### GIVEN EXERCISE
Please extract the rows starting at the one containing "data-point xyxy=(591,234,603,246)" and ending at the one containing "data-point xyxy=(831,694,843,706)", both included, and reproduce each line word for word.

### INPUT
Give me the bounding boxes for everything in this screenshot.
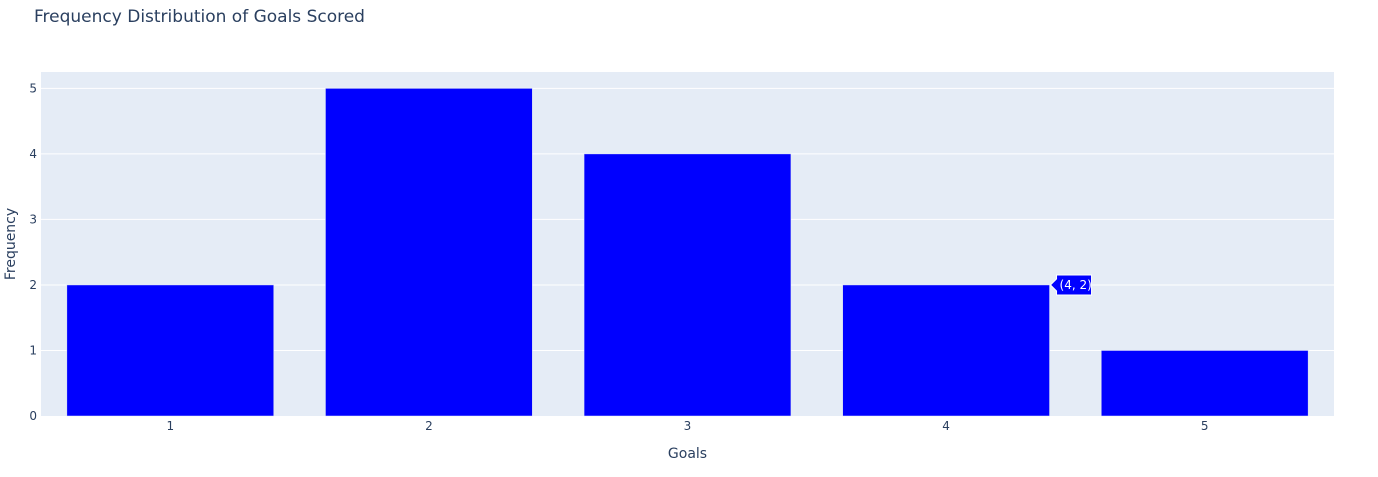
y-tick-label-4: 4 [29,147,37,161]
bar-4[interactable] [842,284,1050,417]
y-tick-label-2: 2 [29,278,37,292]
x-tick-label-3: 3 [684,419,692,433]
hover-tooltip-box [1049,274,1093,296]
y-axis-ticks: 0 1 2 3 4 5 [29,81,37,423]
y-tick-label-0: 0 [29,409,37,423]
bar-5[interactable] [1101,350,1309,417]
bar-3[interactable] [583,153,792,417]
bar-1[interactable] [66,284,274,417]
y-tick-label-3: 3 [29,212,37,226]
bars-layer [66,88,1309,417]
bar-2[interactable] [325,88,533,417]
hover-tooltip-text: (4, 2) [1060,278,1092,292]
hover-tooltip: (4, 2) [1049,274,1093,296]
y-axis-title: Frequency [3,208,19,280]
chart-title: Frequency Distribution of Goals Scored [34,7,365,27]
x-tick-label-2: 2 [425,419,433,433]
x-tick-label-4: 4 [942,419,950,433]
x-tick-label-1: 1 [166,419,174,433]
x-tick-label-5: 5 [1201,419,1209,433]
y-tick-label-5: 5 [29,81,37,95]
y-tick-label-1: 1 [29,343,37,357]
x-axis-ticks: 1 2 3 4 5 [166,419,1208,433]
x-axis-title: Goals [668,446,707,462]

---

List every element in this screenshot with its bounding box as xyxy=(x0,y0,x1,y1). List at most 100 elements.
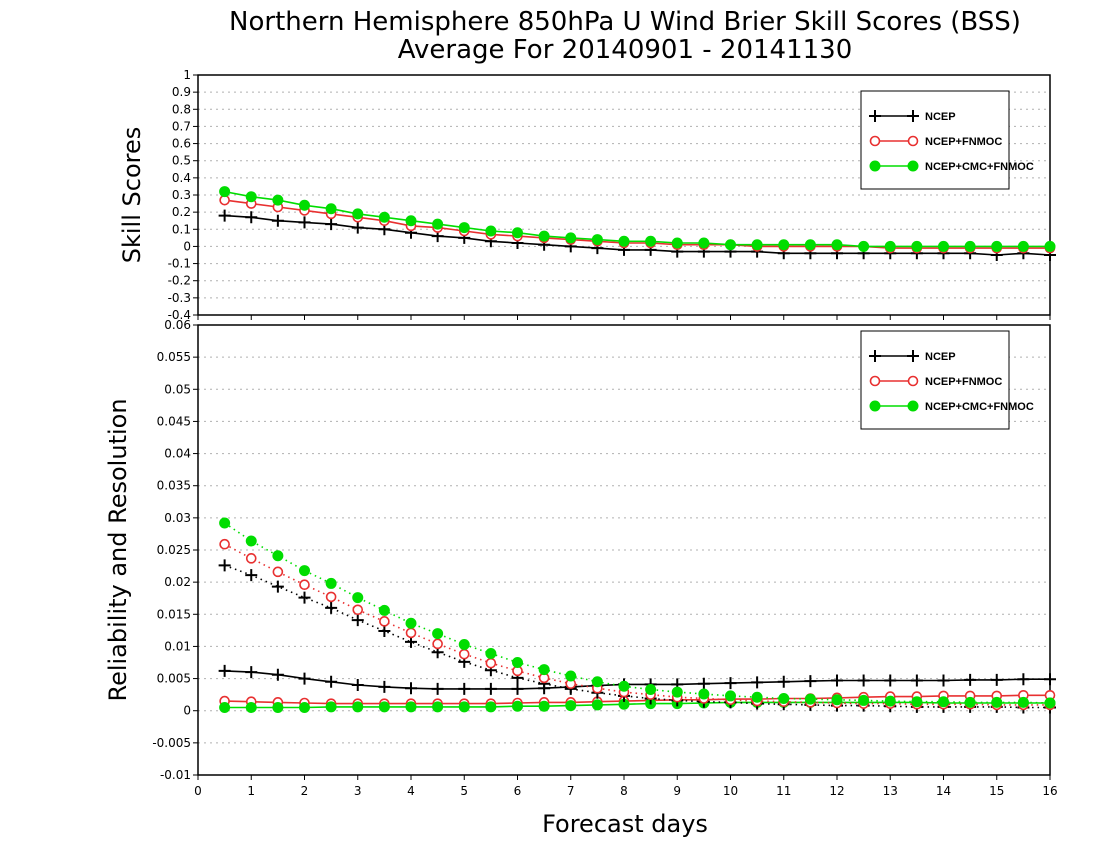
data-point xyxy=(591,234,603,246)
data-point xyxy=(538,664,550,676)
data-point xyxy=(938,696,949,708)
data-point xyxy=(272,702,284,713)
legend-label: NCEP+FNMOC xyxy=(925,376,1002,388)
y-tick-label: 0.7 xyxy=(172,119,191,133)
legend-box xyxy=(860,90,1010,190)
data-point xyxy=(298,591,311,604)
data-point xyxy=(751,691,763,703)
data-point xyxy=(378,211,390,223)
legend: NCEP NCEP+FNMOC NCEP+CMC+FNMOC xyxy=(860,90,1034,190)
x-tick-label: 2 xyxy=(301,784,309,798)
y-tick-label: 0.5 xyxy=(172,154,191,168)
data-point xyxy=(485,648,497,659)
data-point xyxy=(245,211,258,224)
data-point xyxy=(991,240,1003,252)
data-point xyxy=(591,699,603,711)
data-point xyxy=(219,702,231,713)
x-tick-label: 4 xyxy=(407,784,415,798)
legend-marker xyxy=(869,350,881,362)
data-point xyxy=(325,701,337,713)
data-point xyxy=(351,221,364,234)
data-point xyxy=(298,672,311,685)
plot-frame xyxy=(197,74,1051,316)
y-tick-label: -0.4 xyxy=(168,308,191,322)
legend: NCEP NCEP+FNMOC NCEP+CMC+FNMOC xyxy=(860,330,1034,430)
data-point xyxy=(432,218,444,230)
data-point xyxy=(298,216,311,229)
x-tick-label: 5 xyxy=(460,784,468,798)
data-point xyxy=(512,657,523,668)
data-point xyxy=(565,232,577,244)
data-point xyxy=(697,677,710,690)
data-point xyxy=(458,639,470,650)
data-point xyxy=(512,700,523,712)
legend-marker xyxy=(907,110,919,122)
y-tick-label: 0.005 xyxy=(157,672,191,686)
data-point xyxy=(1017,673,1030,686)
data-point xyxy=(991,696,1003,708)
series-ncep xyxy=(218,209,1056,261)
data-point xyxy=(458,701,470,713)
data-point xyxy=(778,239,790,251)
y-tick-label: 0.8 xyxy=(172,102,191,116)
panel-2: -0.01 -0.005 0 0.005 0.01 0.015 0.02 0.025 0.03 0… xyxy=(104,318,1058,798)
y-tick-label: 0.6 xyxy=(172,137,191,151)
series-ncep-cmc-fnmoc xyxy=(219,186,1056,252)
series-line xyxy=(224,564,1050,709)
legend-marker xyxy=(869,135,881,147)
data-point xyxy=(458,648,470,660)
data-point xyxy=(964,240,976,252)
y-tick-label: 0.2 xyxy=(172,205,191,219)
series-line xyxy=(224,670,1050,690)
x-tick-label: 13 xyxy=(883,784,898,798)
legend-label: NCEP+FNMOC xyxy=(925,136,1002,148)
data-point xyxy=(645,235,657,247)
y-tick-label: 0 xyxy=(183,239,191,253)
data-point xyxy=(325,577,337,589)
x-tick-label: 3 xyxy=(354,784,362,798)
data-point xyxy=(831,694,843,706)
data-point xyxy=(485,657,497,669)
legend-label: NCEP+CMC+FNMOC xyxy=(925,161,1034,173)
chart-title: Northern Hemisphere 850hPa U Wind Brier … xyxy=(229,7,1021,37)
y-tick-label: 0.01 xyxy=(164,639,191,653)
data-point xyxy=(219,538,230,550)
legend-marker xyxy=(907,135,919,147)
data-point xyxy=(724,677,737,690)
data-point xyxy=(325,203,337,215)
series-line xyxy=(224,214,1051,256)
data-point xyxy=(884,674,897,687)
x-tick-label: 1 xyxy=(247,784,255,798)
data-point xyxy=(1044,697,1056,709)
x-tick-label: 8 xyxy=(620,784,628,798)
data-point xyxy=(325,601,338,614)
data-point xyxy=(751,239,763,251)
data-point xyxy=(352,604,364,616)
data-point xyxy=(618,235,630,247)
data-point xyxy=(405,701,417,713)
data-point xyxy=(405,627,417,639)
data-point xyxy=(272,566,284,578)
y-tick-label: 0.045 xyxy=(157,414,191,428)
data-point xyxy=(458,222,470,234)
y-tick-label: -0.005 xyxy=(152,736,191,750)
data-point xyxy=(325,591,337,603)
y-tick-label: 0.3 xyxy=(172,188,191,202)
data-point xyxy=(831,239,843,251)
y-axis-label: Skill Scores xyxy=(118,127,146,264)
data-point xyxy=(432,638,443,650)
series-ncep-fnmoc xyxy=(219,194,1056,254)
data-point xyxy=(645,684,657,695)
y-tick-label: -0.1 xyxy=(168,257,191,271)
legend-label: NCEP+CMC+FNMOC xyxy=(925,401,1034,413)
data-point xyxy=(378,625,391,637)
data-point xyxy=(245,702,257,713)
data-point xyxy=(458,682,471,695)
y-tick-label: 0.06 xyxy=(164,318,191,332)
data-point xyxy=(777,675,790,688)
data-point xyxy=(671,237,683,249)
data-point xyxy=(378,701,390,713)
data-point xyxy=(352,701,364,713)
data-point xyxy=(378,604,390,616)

### RESULT
data-point xyxy=(591,234,603,246)
data-point xyxy=(538,664,550,676)
data-point xyxy=(938,696,949,708)
data-point xyxy=(272,702,284,713)
legend-label: NCEP+FNMOC xyxy=(925,376,1002,388)
y-tick-label: 0.7 xyxy=(172,119,191,133)
legend-box xyxy=(860,90,1010,190)
data-point xyxy=(298,591,311,604)
data-point xyxy=(751,691,763,703)
data-point xyxy=(378,211,390,223)
legend: NCEP NCEP+FNMOC NCEP+CMC+FNMOC xyxy=(860,90,1034,190)
x-tick-label: 2 xyxy=(301,784,309,798)
y-tick-label: 0.5 xyxy=(172,154,191,168)
data-point xyxy=(485,648,497,659)
data-point xyxy=(245,211,258,224)
data-point xyxy=(991,240,1003,252)
data-point xyxy=(591,699,603,711)
data-point xyxy=(219,702,231,713)
x-tick-label: 4 xyxy=(407,784,415,798)
legend-marker xyxy=(869,350,881,362)
data-point xyxy=(325,701,337,713)
data-point xyxy=(351,221,364,234)
data-point xyxy=(298,672,311,685)
plot-frame xyxy=(197,74,1051,316)
y-tick-label: -0.4 xyxy=(168,308,191,322)
legend: NCEP NCEP+FNMOC NCEP+CMC+FNMOC xyxy=(860,330,1034,430)
data-point xyxy=(432,218,444,230)
data-point xyxy=(298,216,311,229)
x-tick-label: 5 xyxy=(460,784,468,798)
data-point xyxy=(512,657,523,668)
data-point xyxy=(565,232,577,244)
data-point xyxy=(697,677,710,690)
data-point xyxy=(458,639,470,650)
data-point xyxy=(512,700,523,712)
legend-marker xyxy=(907,110,919,122)
y-tick-label: 0.005 xyxy=(157,672,191,686)
data-point xyxy=(1017,673,1030,686)
data-point xyxy=(991,696,1003,708)
series-ncep xyxy=(218,209,1056,261)
data-point xyxy=(458,701,470,713)
data-point xyxy=(778,239,790,251)
y-tick-label: 0.8 xyxy=(172,102,191,116)
panel-2: -0.01 -0.005 0 0.005 0.01 0.015 0.02 0.025 0.03 0… xyxy=(104,318,1058,798)
y-tick-label: 0.6 xyxy=(172,137,191,151)
series-ncep-cmc-fnmoc xyxy=(219,186,1056,252)
series-line xyxy=(224,564,1050,709)
legend-marker xyxy=(869,135,881,147)
data-point xyxy=(458,648,470,660)
data-point xyxy=(964,240,976,252)
y-tick-label: 0.2 xyxy=(172,205,191,219)
series-line xyxy=(224,670,1050,690)
x-tick-label: 13 xyxy=(883,784,898,798)
legend-label: NCEP+FNMOC xyxy=(925,136,1002,148)
data-point xyxy=(645,235,657,247)
y-tick-label: 0 xyxy=(183,239,191,253)
data-point xyxy=(325,577,337,589)
x-tick-label: 3 xyxy=(354,784,362,798)
data-point xyxy=(831,694,843,706)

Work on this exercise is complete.